■ What you need to do ■
From the entries that follow, list every line in which the string "sekund" appears.

■ Data to process ■

==================================================

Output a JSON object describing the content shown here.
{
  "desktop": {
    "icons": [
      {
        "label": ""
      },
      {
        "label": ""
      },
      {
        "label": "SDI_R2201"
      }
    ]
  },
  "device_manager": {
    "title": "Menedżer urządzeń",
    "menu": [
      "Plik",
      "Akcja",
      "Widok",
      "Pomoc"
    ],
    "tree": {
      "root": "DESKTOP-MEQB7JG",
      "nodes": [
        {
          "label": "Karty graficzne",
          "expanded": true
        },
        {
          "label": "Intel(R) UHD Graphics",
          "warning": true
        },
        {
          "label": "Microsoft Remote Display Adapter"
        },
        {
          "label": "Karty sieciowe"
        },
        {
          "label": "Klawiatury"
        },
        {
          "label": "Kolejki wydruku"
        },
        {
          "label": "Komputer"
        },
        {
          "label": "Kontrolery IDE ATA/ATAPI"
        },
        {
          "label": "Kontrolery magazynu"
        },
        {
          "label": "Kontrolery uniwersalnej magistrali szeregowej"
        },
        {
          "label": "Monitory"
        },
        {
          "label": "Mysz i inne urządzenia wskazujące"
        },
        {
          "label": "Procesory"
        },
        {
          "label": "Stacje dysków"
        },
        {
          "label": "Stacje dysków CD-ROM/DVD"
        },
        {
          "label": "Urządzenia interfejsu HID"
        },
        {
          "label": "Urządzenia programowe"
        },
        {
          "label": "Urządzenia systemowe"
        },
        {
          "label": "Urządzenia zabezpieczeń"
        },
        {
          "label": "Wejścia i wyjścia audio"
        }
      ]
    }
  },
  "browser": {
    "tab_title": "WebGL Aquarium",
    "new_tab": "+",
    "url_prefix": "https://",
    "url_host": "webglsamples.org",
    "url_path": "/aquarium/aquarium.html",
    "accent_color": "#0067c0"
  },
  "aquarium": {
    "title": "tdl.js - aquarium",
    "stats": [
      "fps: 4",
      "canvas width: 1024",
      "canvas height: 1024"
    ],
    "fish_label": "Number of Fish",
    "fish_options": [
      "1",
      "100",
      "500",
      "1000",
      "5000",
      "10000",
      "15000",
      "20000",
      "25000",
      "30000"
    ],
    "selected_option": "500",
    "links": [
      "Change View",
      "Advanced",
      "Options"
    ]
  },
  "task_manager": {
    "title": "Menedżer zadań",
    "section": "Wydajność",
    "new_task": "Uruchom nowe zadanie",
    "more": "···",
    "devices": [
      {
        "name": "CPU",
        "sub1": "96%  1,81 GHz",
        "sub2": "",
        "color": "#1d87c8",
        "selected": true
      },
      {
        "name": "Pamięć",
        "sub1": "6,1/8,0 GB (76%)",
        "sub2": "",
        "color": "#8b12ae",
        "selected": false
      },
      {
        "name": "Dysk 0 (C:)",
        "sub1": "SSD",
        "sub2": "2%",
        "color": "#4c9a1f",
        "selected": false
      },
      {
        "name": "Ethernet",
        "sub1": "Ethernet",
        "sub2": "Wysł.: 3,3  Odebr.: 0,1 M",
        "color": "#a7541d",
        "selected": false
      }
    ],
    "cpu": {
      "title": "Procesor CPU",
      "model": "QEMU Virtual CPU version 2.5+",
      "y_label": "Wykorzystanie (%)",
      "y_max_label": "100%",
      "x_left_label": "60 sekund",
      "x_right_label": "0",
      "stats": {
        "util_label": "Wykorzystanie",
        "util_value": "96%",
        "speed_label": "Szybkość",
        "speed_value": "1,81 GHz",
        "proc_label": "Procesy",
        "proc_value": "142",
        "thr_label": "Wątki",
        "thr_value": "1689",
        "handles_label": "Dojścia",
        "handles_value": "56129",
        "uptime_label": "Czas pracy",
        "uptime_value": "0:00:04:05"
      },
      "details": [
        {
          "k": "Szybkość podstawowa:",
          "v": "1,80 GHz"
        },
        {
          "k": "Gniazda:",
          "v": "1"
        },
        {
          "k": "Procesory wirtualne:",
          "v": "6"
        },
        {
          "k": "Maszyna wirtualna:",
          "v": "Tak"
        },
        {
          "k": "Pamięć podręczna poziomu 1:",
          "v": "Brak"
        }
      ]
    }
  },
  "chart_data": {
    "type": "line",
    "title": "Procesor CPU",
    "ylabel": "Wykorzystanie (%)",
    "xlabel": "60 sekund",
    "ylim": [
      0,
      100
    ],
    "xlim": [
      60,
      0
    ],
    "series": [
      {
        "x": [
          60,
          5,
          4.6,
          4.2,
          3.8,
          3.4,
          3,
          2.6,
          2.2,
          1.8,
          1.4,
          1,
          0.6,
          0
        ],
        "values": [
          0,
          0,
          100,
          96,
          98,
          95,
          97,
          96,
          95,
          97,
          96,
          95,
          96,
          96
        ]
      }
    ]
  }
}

==================================================

■ Correct result ■
      "x_left_label": "60 sekund",
    "xlabel": "60 sekund",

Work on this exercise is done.